▶

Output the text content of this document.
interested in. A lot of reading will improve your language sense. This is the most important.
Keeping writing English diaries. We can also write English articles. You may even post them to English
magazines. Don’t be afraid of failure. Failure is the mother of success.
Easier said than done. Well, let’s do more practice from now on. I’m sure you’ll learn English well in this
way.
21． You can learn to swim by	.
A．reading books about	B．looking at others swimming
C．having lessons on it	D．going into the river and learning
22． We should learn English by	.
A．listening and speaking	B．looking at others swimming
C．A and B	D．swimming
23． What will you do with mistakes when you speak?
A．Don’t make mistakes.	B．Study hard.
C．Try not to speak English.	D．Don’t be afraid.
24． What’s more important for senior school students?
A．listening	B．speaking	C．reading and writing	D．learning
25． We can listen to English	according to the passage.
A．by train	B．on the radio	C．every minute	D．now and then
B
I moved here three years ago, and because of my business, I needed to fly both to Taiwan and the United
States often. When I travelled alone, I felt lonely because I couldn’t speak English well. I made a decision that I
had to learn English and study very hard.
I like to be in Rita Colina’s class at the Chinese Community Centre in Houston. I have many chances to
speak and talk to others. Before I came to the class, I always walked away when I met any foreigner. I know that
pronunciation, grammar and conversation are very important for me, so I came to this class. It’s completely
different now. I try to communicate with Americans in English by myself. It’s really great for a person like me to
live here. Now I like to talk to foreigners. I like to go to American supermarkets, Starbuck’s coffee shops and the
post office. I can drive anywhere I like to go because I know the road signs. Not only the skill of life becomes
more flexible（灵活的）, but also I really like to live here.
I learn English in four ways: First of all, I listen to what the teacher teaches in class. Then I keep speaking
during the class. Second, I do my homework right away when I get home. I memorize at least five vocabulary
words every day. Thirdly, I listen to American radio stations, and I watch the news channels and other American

◀

▶ [SET TASK]: Each line of the material must be restated exactly.

▶ [RESPONSE BELOW]:
Output the text content of this document.
interested in. A lot of reading will improve your language sense. This is the most important.
Keeping writing English diaries. We can also write English articles. You may even post them to English
magazines. Don’t be afraid of failure. Failure is the mother of success.
Easier said than done. Well, let’s do more practice from now on. I’m sure you’ll learn English well in this
way.
21． You can learn to swim by	.
A．reading books about	B．looking at others swimming
C．having lessons on it	D．going into the river and learning
22． We should learn English by	.
A．listening and speaking	B．looking at others swimming
C．A and B	D．swimming
23． What will you do with mistakes when you speak?
A．Don’t make mistakes.	B．Study hard.
C．Try not to speak English.	D．Don’t be afraid.
24． What’s more important for senior school students?
A．listening	B．speaking	C．reading and writing	D．learning
25． We can listen to English	according to the passage.
A．by train	B．on the radio	C．every minute	D．now and then
B
I moved here three years ago, and because of my business, I needed to fly both to Taiwan and the United
States often. When I travelled alone, I felt lonely because I couldn’t speak English well. I made a decision that I
had to learn English and study very hard.
I like to be in Rita Colina’s class at the Chinese Community Centre in Houston. I have many chances to
speak and talk to others. Before I came to the class, I always walked away when I met any foreigner. I know that
pronunciation, grammar and conversation are very important for me, so I came to this class. It’s completely
different now. I try to communicate with Americans in English by myself. It’s really great for a person like me to
live here. Now I like to talk to foreigners. I like to go to American supermarkets, Starbuck’s coffee shops and the
post office. I can drive anywhere I like to go because I know the road signs. Not only the skill of life becomes
more flexible（灵活的）, but also I really like to live here.
I learn English in four ways: First of all, I listen to what the teacher teaches in class. Then I keep speaking
during the class. Second, I do my homework right away when I get home. I memorize at least five vocabulary
words every day. Thirdly, I listen to American radio stations, and I watch the news channels and other American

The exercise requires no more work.